Repeat the listing that follows, character for character, minus the pictures.

(Saved entries)
===============
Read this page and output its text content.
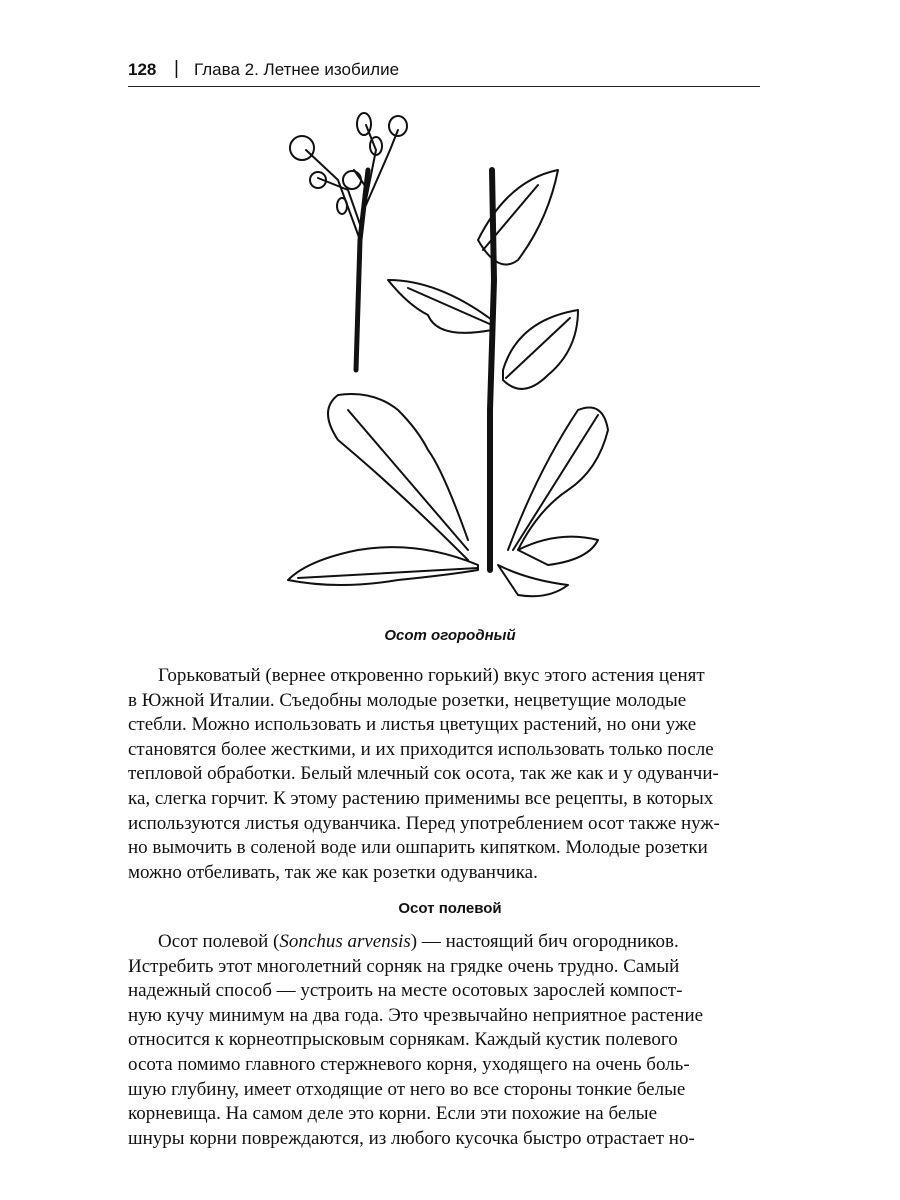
128 | Глава 2. Летнее изобилие
Осот огородный
Горьковатый (вернее откровенно горький) вкус этого астения ценят
в Южной Италии. Съедобны молодые розетки, нецветущие молодые
стебли. Можно использовать и листья цветущих растений, но они уже
становятся более жесткими, и их приходится использовать только после
тепловой обработки. Белый млечный сок осота, так же как и у одуванчи-
ка, слегка горчит. К этому растению применимы все рецепты, в которых
используются листья одуванчика. Перед употреблением осот также нуж-
но вымочить в соленой воде или ошпарить кипятком. Молодые розетки
можно отбеливать, так же как розетки одуванчика.
Осот полевой
Осот полевой (Sonchus arvensis) — настоящий бич огородников.
Истребить этот многолетний сорняк на грядке очень трудно. Самый
надежный способ — устроить на месте осотовых зарослей компост-
ную кучу минимум на два года. Это чрезвычайно неприятное растение
относится к корнеотпрысковым сорнякам. Каждый кустик полевого
осота помимо главного стержневого корня, уходящего на очень боль-
шую глубину, имеет отходящие от него во все стороны тонкие белые
корневища. На самом деле это корни. Если эти похожие на белые
шнуры корни повреждаются, из любого кусочка быстро отрастает но-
===============
**Exercise answer:**
Read this page and output its text content.
128 | Глава 2. Летнее изобилие
Осот огородный
Горьковатый (вернее откровенно горький) вкус этого астения ценят
в Южной Италии. Съедобны молодые розетки, нецветущие молодые
стебли. Можно использовать и листья цветущих растений, но они уже
становятся более жесткими, и их приходится использовать только после
тепловой обработки. Белый млечный сок осота, так же как и у одуванчи-
ка, слегка горчит. К этому растению применимы все рецепты, в которых
используются листья одуванчика. Перед употреблением осот также нуж-
но вымочить в соленой воде или ошпарить кипятком. Молодые розетки
можно отбеливать, так же как розетки одуванчика.
Осот полевой
Осот полевой (Sonchus arvensis) — настоящий бич огородников.
Истребить этот многолетний сорняк на грядке очень трудно. Самый
надежный способ — устроить на месте осотовых зарослей компост-
ную кучу минимум на два года. Это чрезвычайно неприятное растение
относится к корнеотпрысковым сорнякам. Каждый кустик полевого
осота помимо главного стержневого корня, уходящего на очень боль-
шую глубину, имеет отходящие от него во все стороны тонкие белые
корневища. На самом деле это корни. Если эти похожие на белые
шнуры корни повреждаются, из любого кусочка быстро отрастает но-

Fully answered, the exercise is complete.